- [Task requirements]: Each entry must be reproduced precisely as it stands.

---------------

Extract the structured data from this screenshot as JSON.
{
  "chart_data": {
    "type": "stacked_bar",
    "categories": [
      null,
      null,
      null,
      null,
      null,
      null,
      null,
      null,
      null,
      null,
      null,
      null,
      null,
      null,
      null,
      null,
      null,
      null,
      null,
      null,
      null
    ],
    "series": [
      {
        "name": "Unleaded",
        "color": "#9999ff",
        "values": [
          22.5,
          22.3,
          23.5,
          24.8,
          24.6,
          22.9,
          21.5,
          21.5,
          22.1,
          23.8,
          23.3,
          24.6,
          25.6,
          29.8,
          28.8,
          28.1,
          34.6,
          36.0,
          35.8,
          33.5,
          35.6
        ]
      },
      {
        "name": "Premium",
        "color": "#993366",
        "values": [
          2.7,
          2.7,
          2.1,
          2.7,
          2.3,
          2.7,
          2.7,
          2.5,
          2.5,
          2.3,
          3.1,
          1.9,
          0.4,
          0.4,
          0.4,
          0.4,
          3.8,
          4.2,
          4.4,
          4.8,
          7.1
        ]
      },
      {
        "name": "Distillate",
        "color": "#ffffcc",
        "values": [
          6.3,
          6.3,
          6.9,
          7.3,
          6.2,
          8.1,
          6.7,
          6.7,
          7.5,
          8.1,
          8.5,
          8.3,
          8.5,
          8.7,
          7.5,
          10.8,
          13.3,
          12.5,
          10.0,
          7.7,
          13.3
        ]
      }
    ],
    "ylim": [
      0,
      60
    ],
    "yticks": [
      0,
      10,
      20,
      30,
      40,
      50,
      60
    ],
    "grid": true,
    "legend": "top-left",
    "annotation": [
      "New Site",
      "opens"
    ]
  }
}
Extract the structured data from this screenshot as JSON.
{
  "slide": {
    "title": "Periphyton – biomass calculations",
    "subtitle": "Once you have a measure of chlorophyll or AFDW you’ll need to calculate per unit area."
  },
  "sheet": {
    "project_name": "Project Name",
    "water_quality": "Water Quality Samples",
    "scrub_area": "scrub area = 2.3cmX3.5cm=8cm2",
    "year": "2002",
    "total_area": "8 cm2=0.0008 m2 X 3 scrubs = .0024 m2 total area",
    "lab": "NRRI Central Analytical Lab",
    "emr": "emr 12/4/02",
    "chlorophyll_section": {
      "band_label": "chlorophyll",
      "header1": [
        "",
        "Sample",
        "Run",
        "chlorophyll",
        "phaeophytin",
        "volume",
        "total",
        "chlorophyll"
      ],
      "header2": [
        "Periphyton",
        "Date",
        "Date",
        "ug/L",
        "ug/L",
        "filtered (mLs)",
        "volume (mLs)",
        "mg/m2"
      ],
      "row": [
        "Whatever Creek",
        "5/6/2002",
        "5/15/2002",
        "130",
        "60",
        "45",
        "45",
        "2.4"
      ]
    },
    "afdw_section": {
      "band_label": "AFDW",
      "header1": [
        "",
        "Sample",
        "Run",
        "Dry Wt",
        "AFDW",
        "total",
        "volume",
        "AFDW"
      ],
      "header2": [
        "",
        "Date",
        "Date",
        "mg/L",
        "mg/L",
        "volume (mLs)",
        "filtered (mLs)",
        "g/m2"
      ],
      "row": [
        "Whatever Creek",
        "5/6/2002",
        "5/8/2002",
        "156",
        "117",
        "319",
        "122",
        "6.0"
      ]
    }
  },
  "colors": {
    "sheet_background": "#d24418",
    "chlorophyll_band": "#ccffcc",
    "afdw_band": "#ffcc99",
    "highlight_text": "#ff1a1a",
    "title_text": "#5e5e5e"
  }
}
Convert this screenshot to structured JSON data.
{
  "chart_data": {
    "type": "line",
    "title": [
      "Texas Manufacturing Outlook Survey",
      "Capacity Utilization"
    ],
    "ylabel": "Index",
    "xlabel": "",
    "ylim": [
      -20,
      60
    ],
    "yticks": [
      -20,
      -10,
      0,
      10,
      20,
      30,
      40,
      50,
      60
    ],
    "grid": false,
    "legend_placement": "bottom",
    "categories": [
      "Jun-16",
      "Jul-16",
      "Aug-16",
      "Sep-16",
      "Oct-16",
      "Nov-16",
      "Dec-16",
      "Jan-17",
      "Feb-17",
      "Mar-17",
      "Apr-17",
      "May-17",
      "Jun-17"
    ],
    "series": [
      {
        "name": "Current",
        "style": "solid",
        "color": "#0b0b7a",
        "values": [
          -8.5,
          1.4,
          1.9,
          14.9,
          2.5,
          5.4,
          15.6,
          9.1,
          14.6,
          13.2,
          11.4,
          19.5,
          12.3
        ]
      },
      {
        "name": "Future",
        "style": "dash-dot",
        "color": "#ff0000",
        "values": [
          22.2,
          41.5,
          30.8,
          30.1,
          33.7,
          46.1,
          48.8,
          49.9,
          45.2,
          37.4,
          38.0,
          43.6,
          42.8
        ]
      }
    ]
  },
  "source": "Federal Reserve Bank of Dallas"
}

---------------

- [Completed task]:
Extract the structured data from this screenshot as JSON.
{
  "chart_data": {
    "type": "stacked_bar",
    "categories": [
      null,
      null,
      null,
      null,
      null,
      null,
      null,
      null,
      null,
      null,
      null,
      null,
      null,
      null,
      null,
      null,
      null,
      null,
      null,
      null,
      null
    ],
    "series": [
      {
        "name": "Unleaded",
        "color": "#9999ff",
        "values": [
          22.5,
          22.3,
          23.5,
          24.8,
          24.6,
          22.9,
          21.5,
          21.5,
          22.1,
          23.8,
          23.3,
          24.6,
          25.6,
          29.8,
          28.8,
          28.1,
          34.6,
          36.0,
          35.8,
          33.5,
          35.6
        ]
      },
      {
        "name": "Premium",
        "color": "#993366",
        "values": [
          2.7,
          2.7,
          2.1,
          2.7,
          2.3,
          2.7,
          2.7,
          2.5,
          2.5,
          2.3,
          3.1,
          1.9,
          0.4,
          0.4,
          0.4,
          0.4,
          3.8,
          4.2,
          4.4,
          4.8,
          7.1
        ]
      },
      {
        "name": "Distillate",
        "color": "#ffffcc",
        "values": [
          6.3,
          6.3,
          6.9,
          7.3,
          6.2,
          8.1,
          6.7,
          6.7,
          7.5,
          8.1,
          8.5,
          8.3,
          8.5,
          8.7,
          7.5,
          10.8,
          13.3,
          12.5,
          10.0,
          7.7,
          13.3
        ]
      }
    ],
    "ylim": [
      0,
      60
    ],
    "yticks": [
      0,
      10,
      20,
      30,
      40,
      50,
      60
    ],
    "grid": true,
    "legend": "top-left",
    "annotation": [
      "New Site",
      "opens"
    ]
  }
}
Extract the structured data from this screenshot as JSON.
{
  "slide": {
    "title": "Periphyton – biomass calculations",
    "subtitle": "Once you have a measure of chlorophyll or AFDW you’ll need to calculate per unit area."
  },
  "sheet": {
    "project_name": "Project Name",
    "water_quality": "Water Quality Samples",
    "scrub_area": "scrub area = 2.3cmX3.5cm=8cm2",
    "year": "2002",
    "total_area": "8 cm2=0.0008 m2 X 3 scrubs = .0024 m2 total area",
    "lab": "NRRI Central Analytical Lab",
    "emr": "emr 12/4/02",
    "chlorophyll_section": {
      "band_label": "chlorophyll",
      "header1": [
        "",
        "Sample",
        "Run",
        "chlorophyll",
        "phaeophytin",
        "volume",
        "total",
        "chlorophyll"
      ],
      "header2": [
        "Periphyton",
        "Date",
        "Date",
        "ug/L",
        "ug/L",
        "filtered (mLs)",
        "volume (mLs)",
        "mg/m2"
      ],
      "row": [
        "Whatever Creek",
        "5/6/2002",
        "5/15/2002",
        "130",
        "60",
        "45",
        "45",
        "2.4"
      ]
    },
    "afdw_section": {
      "band_label": "AFDW",
      "header1": [
        "",
        "Sample",
        "Run",
        "Dry Wt",
        "AFDW",
        "total",
        "volume",
        "AFDW"
      ],
      "header2": [
        "",
        "Date",
        "Date",
        "mg/L",
        "mg/L",
        "volume (mLs)",
        "filtered (mLs)",
        "g/m2"
      ],
      "row": [
        "Whatever Creek",
        "5/6/2002",
        "5/8/2002",
        "156",
        "117",
        "319",
        "122",
        "6.0"
      ]
    }
  },
  "colors": {
    "sheet_background": "#d24418",
    "chlorophyll_band": "#ccffcc",
    "afdw_band": "#ffcc99",
    "highlight_text": "#ff1a1a",
    "title_text": "#5e5e5e"
  }
}
Convert this screenshot to structured JSON data.
{
  "chart_data": {
    "type": "line",
    "title": [
      "Texas Manufacturing Outlook Survey",
      "Capacity Utilization"
    ],
    "ylabel": "Index",
    "xlabel": "",
    "ylim": [
      -20,
      60
    ],
    "yticks": [
      -20,
      -10,
      0,
      10,
      20,
      30,
      40,
      50,
      60
    ],
    "grid": false,
    "legend_placement": "bottom",
    "categories": [
      "Jun-16",
      "Jul-16",
      "Aug-16",
      "Sep-16",
      "Oct-16",
      "Nov-16",
      "Dec-16",
      "Jan-17",
      "Feb-17",
      "Mar-17",
      "Apr-17",
      "May-17",
      "Jun-17"
    ],
    "series": [
      {
        "name": "Current",
        "style": "solid",
        "color": "#0b0b7a",
        "values": [
          -8.5,
          1.4,
          1.9,
          14.9,
          2.5,
          5.4,
          15.6,
          9.1,
          14.6,
          13.2,
          11.4,
          19.5,
          12.3
        ]
      },
      {
        "name": "Future",
        "style": "dash-dot",
        "color": "#ff0000",
        "values": [
          22.2,
          41.5,
          30.8,
          30.1,
          33.7,
          46.1,
          48.8,
          49.9,
          45.2,
          37.4,
          38.0,
          43.6,
          42.8
        ]
      }
    ]
  },
  "source": "Federal Reserve Bank of Dallas"
}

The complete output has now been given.